### The data
^^^^

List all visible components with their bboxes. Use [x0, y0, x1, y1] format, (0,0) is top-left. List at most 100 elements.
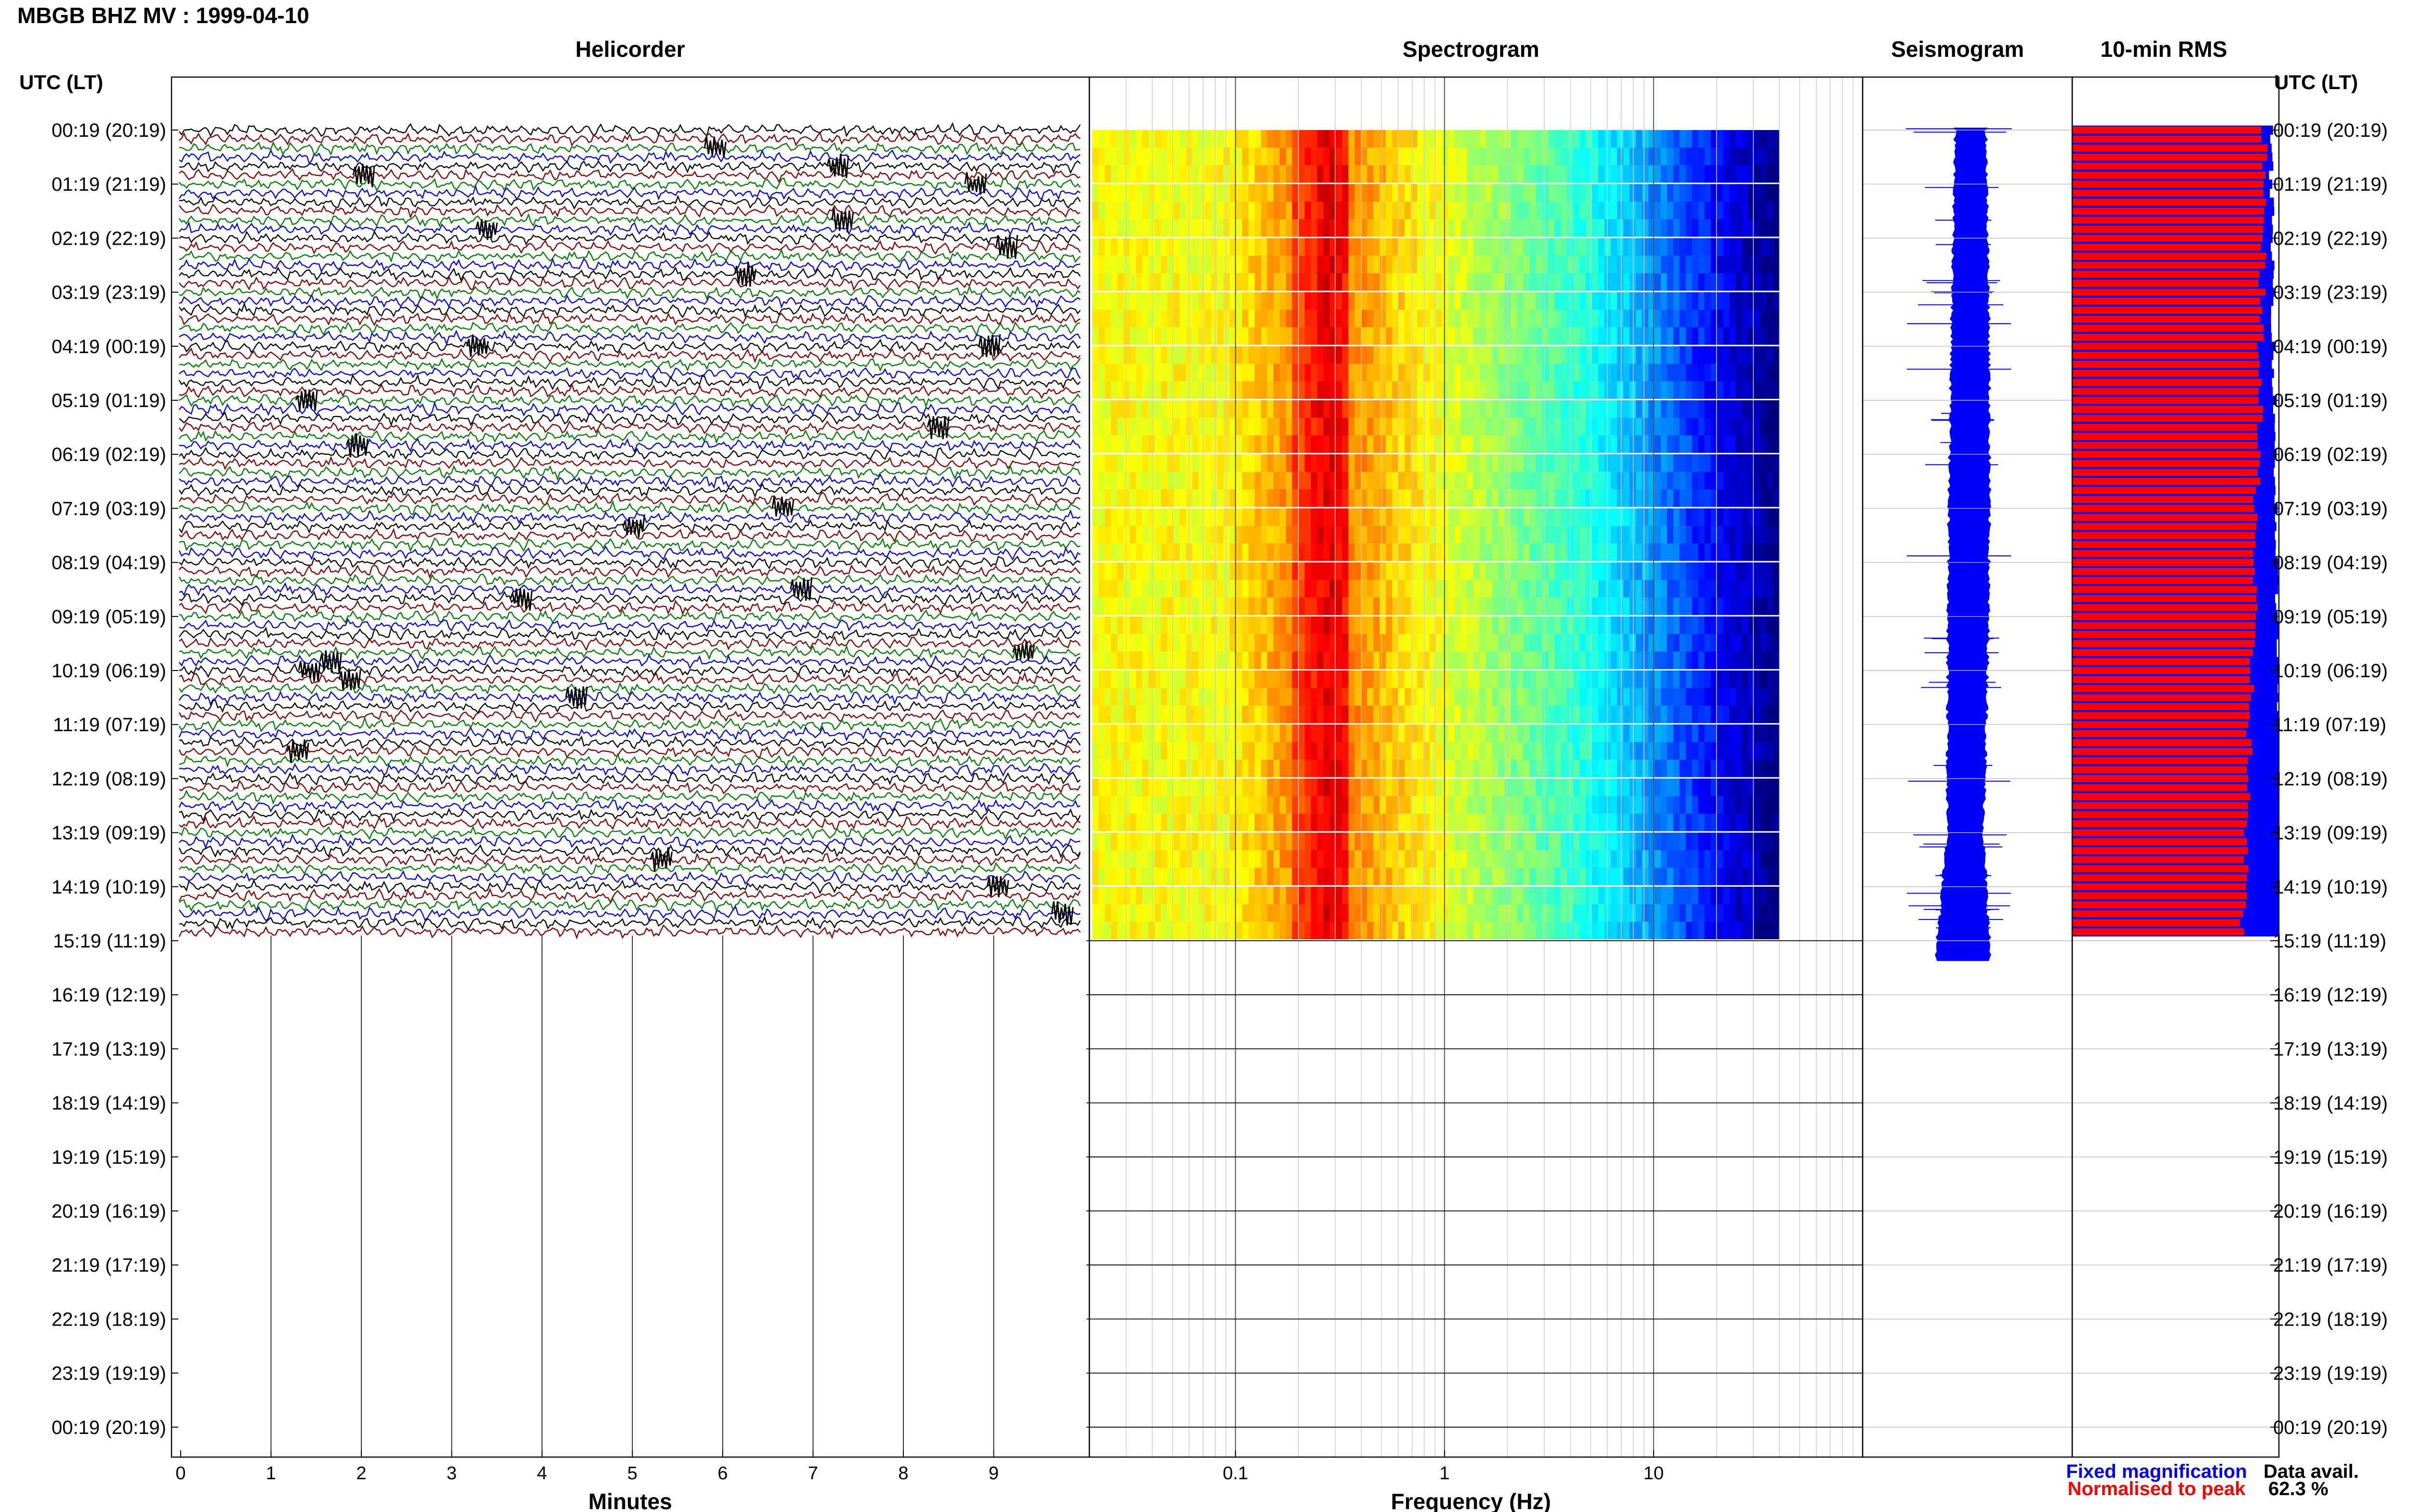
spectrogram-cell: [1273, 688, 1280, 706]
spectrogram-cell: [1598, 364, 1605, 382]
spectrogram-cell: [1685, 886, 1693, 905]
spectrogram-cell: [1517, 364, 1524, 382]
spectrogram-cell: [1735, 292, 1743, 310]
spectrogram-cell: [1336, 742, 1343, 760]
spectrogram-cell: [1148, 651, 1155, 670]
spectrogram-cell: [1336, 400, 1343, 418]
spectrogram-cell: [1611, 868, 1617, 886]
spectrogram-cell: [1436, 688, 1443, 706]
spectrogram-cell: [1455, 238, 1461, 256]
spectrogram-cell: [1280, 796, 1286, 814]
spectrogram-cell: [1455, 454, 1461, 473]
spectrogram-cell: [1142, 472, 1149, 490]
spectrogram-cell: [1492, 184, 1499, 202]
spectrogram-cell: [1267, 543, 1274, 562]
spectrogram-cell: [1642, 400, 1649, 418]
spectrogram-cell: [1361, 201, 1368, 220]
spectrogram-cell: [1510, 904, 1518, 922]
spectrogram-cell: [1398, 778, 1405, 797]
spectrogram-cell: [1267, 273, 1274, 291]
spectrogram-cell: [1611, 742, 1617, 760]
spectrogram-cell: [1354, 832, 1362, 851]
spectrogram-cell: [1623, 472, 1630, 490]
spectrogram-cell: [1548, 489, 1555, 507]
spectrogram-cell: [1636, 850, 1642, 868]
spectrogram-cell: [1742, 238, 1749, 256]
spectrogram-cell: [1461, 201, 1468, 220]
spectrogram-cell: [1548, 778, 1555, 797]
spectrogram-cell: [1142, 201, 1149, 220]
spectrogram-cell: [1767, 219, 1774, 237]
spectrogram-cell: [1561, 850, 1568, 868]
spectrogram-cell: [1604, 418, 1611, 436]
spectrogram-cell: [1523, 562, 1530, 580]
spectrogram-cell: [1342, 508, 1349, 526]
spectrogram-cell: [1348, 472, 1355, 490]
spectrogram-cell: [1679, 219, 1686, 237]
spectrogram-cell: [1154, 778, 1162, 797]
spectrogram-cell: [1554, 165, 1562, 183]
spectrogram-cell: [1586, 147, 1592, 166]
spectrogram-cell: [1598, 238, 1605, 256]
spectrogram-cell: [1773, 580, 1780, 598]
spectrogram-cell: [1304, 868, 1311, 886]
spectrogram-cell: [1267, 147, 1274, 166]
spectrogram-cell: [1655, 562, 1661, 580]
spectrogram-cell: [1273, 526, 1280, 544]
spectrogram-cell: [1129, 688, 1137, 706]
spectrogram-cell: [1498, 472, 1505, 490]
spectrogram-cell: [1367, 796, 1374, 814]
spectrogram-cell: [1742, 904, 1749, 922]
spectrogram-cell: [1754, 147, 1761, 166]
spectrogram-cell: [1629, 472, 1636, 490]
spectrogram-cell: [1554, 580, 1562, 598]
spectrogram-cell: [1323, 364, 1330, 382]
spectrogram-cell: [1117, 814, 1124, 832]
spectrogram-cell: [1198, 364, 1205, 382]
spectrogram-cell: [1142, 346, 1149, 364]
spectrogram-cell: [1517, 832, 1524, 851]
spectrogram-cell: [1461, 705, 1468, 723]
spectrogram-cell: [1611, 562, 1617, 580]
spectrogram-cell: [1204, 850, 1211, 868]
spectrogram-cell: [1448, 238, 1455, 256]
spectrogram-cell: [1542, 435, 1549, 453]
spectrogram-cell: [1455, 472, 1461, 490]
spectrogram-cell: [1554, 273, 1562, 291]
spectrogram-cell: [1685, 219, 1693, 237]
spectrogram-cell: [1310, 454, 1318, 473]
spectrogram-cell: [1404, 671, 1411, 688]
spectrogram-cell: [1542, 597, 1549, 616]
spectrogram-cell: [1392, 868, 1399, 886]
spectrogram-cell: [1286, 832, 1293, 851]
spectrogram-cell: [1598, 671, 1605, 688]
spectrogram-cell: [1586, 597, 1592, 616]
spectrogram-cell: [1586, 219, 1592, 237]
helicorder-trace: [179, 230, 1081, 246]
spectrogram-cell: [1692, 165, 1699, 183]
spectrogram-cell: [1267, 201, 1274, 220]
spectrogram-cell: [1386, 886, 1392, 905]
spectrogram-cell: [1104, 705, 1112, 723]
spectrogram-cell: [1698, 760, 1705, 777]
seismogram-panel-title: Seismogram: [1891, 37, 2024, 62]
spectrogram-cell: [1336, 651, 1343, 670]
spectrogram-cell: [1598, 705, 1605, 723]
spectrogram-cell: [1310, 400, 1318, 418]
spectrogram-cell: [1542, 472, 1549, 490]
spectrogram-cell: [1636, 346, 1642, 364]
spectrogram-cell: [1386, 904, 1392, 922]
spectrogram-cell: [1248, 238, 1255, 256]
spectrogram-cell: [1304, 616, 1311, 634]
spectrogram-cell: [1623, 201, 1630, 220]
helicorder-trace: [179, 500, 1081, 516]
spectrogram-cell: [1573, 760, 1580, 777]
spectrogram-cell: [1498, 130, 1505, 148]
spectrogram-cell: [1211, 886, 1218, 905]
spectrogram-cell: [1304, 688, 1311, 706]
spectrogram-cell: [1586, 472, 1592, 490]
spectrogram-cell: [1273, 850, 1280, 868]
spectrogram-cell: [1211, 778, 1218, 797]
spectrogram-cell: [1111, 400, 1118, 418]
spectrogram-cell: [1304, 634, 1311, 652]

^^^^

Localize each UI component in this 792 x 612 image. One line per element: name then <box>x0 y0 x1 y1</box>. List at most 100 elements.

^^^^

### To be done
Reproduce the lines from the line with "List all visible" up to and including the line with "spectrogram-cell: [1685, 886, 1693, 905]", replacing "bboxes" with "bounding boxes" and leaving everything else unchanged. Omit the pictures from your answer.

### Result below
List all visible components with their bounding boxes. Use [x0, y0, x1, y1] format, (0,0) is top-left. List at most 100 elements.
spectrogram-cell: [1273, 688, 1280, 706]
spectrogram-cell: [1598, 364, 1605, 382]
spectrogram-cell: [1685, 886, 1693, 905]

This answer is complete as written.